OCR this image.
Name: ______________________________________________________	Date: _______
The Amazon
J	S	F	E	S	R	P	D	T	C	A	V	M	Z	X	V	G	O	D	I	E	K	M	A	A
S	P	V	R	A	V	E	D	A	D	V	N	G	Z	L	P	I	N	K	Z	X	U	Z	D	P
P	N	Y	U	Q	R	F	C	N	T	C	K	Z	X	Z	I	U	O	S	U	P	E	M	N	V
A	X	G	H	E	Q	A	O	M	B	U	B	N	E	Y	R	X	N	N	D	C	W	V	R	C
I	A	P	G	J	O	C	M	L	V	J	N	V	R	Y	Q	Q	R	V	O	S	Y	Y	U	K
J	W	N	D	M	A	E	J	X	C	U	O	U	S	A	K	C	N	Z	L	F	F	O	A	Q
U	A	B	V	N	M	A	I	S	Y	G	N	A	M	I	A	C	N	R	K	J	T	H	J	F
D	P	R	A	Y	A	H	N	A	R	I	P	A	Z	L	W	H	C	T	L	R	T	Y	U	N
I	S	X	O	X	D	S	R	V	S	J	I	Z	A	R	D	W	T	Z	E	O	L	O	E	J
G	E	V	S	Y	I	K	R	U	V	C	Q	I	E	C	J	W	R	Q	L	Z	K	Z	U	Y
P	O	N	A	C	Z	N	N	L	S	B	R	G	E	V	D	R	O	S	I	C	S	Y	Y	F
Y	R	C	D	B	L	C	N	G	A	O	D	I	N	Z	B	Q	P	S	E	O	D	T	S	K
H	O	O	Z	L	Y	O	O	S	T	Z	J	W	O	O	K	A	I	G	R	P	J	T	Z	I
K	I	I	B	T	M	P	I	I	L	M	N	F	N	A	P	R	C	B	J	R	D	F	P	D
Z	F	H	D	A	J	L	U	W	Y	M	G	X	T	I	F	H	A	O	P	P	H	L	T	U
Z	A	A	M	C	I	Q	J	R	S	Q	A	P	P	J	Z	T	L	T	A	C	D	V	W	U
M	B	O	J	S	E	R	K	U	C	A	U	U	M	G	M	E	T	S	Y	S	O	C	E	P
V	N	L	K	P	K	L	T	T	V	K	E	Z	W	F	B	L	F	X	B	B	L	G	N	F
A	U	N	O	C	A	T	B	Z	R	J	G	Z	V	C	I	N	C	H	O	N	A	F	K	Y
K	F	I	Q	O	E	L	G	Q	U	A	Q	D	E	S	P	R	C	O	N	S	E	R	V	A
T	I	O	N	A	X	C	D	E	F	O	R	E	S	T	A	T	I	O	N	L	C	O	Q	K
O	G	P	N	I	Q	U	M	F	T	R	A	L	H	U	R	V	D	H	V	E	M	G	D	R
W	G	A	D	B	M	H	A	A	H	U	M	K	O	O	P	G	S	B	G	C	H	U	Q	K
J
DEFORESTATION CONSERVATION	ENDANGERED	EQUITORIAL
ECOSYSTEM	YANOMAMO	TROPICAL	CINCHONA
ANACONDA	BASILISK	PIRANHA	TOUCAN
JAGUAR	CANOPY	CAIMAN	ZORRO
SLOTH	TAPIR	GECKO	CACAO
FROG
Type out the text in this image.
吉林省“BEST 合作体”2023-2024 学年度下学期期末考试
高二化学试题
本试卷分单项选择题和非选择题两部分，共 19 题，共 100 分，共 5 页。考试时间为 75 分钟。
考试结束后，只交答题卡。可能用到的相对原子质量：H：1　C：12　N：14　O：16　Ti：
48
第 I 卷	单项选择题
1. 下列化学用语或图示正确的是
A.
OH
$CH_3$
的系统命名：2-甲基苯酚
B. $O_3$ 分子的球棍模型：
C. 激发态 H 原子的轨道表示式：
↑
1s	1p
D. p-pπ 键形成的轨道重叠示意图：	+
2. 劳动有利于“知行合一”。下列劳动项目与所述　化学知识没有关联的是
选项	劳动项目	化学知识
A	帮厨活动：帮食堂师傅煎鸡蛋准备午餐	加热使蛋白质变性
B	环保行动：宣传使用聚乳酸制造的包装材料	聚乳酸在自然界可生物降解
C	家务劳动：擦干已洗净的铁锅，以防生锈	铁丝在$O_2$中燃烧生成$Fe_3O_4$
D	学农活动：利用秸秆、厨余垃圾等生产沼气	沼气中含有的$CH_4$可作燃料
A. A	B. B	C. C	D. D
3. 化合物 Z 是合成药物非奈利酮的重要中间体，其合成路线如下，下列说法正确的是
########################################
The request = Please copy out each record, character for character.

Answer to the problem =
OCR this image.
Name: ______________________________________________________	Date: _______
The Amazon
J	S	F	E	S	R	P	D	T	C	A	V	M	Z	X	V	G	O	D	I	E	K	M	A	A
S	P	V	R	A	V	E	D	A	D	V	N	G	Z	L	P	I	N	K	Z	X	U	Z	D	P
P	N	Y	U	Q	R	F	C	N	T	C	K	Z	X	Z	I	U	O	S	U	P	E	M	N	V
A	X	G	H	E	Q	A	O	M	B	U	B	N	E	Y	R	X	N	N	D	C	W	V	R	C
I	A	P	G	J	O	C	M	L	V	J	N	V	R	Y	Q	Q	R	V	O	S	Y	Y	U	K
J	W	N	D	M	A	E	J	X	C	U	O	U	S	A	K	C	N	Z	L	F	F	O	A	Q
U	A	B	V	N	M	A	I	S	Y	G	N	A	M	I	A	C	N	R	K	J	T	H	J	F
D	P	R	A	Y	A	H	N	A	R	I	P	A	Z	L	W	H	C	T	L	R	T	Y	U	N
I	S	X	O	X	D	S	R	V	S	J	I	Z	A	R	D	W	T	Z	E	O	L	O	E	J
G	E	V	S	Y	I	K	R	U	V	C	Q	I	E	C	J	W	R	Q	L	Z	K	Z	U	Y
P	O	N	A	C	Z	N	N	L	S	B	R	G	E	V	D	R	O	S	I	C	S	Y	Y	F
Y	R	C	D	B	L	C	N	G	A	O	D	I	N	Z	B	Q	P	S	E	O	D	T	S	K
H	O	O	Z	L	Y	O	O	S	T	Z	J	W	O	O	K	A	I	G	R	P	J	T	Z	I
K	I	I	B	T	M	P	I	I	L	M	N	F	N	A	P	R	C	B	J	R	D	F	P	D
Z	F	H	D	A	J	L	U	W	Y	M	G	X	T	I	F	H	A	O	P	P	H	L	T	U
Z	A	A	M	C	I	Q	J	R	S	Q	A	P	P	J	Z	T	L	T	A	C	D	V	W	U
M	B	O	J	S	E	R	K	U	C	A	U	U	M	G	M	E	T	S	Y	S	O	C	E	P
V	N	L	K	P	K	L	T	T	V	K	E	Z	W	F	B	L	F	X	B	B	L	G	N	F
A	U	N	O	C	A	T	B	Z	R	J	G	Z	V	C	I	N	C	H	O	N	A	F	K	Y
K	F	I	Q	O	E	L	G	Q	U	A	Q	D	E	S	P	R	C	O	N	S	E	R	V	A
T	I	O	N	A	X	C	D	E	F	O	R	E	S	T	A	T	I	O	N	L	C	O	Q	K
O	G	P	N	I	Q	U	M	F	T	R	A	L	H	U	R	V	D	H	V	E	M	G	D	R
W	G	A	D	B	M	H	A	A	H	U	M	K	O	O	P	G	S	B	G	C	H	U	Q	K
J
DEFORESTATION CONSERVATION	ENDANGERED	EQUITORIAL
ECOSYSTEM	YANOMAMO	TROPICAL	CINCHONA
ANACONDA	BASILISK	PIRANHA	TOUCAN
JAGUAR	CANOPY	CAIMAN	ZORRO
SLOTH	TAPIR	GECKO	CACAO
FROG
Type out the text in this image.
吉林省“BEST 合作体”2023-2024 学年度下学期期末考试
高二化学试题
本试卷分单项选择题和非选择题两部分，共 19 题，共 100 分，共 5 页。考试时间为 75 分钟。
考试结束后，只交答题卡。可能用到的相对原子质量：H：1　C：12　N：14　O：16　Ti：
48
第 I 卷	单项选择题
1. 下列化学用语或图示正确的是
A.
OH
$CH_3$
的系统命名：2-甲基苯酚
B. $O_3$ 分子的球棍模型：
C. 激发态 H 原子的轨道表示式：
↑
1s	1p
D. p-pπ 键形成的轨道重叠示意图：	+
2. 劳动有利于“知行合一”。下列劳动项目与所述　化学知识没有关联的是
选项	劳动项目	化学知识
A	帮厨活动：帮食堂师傅煎鸡蛋准备午餐	加热使蛋白质变性
B	环保行动：宣传使用聚乳酸制造的包装材料	聚乳酸在自然界可生物降解
C	家务劳动：擦干已洗净的铁锅，以防生锈	铁丝在$O_2$中燃烧生成$Fe_3O_4$
D	学农活动：利用秸秆、厨余垃圾等生产沼气	沼气中含有的$CH_4$可作燃料
A. A	B. B	C. C	D. D
3. 化合物 Z 是合成药物非奈利酮的重要中间体，其合成路线如下，下列说法正确的是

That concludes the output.